Please quote the material exactly, every line of it.
-- Start Records for this task --
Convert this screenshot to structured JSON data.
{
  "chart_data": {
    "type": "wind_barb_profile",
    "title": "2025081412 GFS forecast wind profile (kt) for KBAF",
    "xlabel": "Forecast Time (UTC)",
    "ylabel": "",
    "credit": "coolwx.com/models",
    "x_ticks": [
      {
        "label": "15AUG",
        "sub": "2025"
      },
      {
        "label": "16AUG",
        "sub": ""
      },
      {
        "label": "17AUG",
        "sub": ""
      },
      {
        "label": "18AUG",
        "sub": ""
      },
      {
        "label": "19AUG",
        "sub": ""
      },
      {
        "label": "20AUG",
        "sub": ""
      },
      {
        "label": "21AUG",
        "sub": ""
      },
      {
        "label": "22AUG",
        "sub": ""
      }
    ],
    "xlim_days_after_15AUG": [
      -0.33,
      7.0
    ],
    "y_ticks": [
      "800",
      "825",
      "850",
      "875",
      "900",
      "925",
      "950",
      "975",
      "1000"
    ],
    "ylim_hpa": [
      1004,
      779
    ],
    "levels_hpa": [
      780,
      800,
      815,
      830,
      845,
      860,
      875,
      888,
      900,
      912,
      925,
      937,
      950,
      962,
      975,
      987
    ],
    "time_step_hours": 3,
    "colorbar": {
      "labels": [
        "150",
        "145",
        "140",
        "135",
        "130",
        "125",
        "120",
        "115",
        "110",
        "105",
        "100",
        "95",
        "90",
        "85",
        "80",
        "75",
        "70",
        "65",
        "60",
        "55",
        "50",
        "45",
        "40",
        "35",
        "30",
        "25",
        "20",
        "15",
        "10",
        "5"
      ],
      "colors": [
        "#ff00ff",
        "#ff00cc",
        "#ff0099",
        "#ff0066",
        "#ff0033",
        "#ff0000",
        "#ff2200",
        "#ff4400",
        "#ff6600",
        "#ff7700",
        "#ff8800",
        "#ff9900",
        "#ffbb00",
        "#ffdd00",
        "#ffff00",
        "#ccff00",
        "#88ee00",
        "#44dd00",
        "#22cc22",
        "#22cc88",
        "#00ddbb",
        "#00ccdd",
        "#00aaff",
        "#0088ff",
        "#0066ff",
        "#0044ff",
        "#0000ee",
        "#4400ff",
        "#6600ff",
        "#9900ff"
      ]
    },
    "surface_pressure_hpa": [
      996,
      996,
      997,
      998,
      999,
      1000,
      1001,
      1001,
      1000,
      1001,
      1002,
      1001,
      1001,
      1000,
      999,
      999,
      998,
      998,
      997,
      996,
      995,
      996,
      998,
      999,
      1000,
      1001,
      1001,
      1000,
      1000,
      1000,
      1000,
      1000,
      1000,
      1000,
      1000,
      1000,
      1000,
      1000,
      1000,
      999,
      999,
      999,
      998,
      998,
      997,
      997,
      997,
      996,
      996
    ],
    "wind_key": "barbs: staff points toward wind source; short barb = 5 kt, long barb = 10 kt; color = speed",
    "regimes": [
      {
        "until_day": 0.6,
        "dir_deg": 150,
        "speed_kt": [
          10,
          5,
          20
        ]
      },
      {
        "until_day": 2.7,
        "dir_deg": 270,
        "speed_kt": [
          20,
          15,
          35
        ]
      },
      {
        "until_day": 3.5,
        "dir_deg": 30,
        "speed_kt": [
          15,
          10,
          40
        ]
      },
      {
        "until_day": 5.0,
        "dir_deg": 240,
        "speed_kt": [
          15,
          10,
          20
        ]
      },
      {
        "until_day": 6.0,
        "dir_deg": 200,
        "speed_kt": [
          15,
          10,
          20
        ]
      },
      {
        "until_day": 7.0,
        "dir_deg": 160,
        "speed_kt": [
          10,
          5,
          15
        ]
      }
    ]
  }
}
-- End Records for this task --
Complete response
Convert this screenshot to structured JSON data.
{
  "chart_data": {
    "type": "wind_barb_profile",
    "title": "2025081412 GFS forecast wind profile (kt) for KBAF",
    "xlabel": "Forecast Time (UTC)",
    "ylabel": "",
    "credit": "coolwx.com/models",
    "x_ticks": [
      {
        "label": "15AUG",
        "sub": "2025"
      },
      {
        "label": "16AUG",
        "sub": ""
      },
      {
        "label": "17AUG",
        "sub": ""
      },
      {
        "label": "18AUG",
        "sub": ""
      },
      {
        "label": "19AUG",
        "sub": ""
      },
      {
        "label": "20AUG",
        "sub": ""
      },
      {
        "label": "21AUG",
        "sub": ""
      },
      {
        "label": "22AUG",
        "sub": ""
      }
    ],
    "xlim_days_after_15AUG": [
      -0.33,
      7.0
    ],
    "y_ticks": [
      "800",
      "825",
      "850",
      "875",
      "900",
      "925",
      "950",
      "975",
      "1000"
    ],
    "ylim_hpa": [
      1004,
      779
    ],
    "levels_hpa": [
      780,
      800,
      815,
      830,
      845,
      860,
      875,
      888,
      900,
      912,
      925,
      937,
      950,
      962,
      975,
      987
    ],
    "time_step_hours": 3,
    "colorbar": {
      "labels": [
        "150",
        "145",
        "140",
        "135",
        "130",
        "125",
        "120",
        "115",
        "110",
        "105",
        "100",
        "95",
        "90",
        "85",
        "80",
        "75",
        "70",
        "65",
        "60",
        "55",
        "50",
        "45",
        "40",
        "35",
        "30",
        "25",
        "20",
        "15",
        "10",
        "5"
      ],
      "colors": [
        "#ff00ff",
        "#ff00cc",
        "#ff0099",
        "#ff0066",
        "#ff0033",
        "#ff0000",
        "#ff2200",
        "#ff4400",
        "#ff6600",
        "#ff7700",
        "#ff8800",
        "#ff9900",
        "#ffbb00",
        "#ffdd00",
        "#ffff00",
        "#ccff00",
        "#88ee00",
        "#44dd00",
        "#22cc22",
        "#22cc88",
        "#00ddbb",
        "#00ccdd",
        "#00aaff",
        "#0088ff",
        "#0066ff",
        "#0044ff",
        "#0000ee",
        "#4400ff",
        "#6600ff",
        "#9900ff"
      ]
    },
    "surface_pressure_hpa": [
      996,
      996,
      997,
      998,
      999,
      1000,
      1001,
      1001,
      1000,
      1001,
      1002,
      1001,
      1001,
      1000,
      999,
      999,
      998,
      998,
      997,
      996,
      995,
      996,
      998,
      999,
      1000,
      1001,
      1001,
      1000,
      1000,
      1000,
      1000,
      1000,
      1000,
      1000,
      1000,
      1000,
      1000,
      1000,
      1000,
      999,
      999,
      999,
      998,
      998,
      997,
      997,
      997,
      996,
      996
    ],
    "wind_key": "barbs: staff points toward wind source; short barb = 5 kt, long barb = 10 kt; color = speed",
    "regimes": [
      {
        "until_day": 0.6,
        "dir_deg": 150,
        "speed_kt": [
          10,
          5,
          20
        ]
      },
      {
        "until_day": 2.7,
        "dir_deg": 270,
        "speed_kt": [
          20,
          15,
          35
        ]
      },
      {
        "until_day": 3.5,
        "dir_deg": 30,
        "speed_kt": [
          15,
          10,
          40
        ]
      },
      {
        "until_day": 5.0,
        "dir_deg": 240,
        "speed_kt": [
          15,
          10,
          20
        ]
      },
      {
        "until_day": 6.0,
        "dir_deg": 200,
        "speed_kt": [
          15,
          10,
          20
        ]
      },
      {
        "until_day": 7.0,
        "dir_deg": 160,
        "speed_kt": [
          10,
          5,
          15
        ]
      }
    ]
  }
}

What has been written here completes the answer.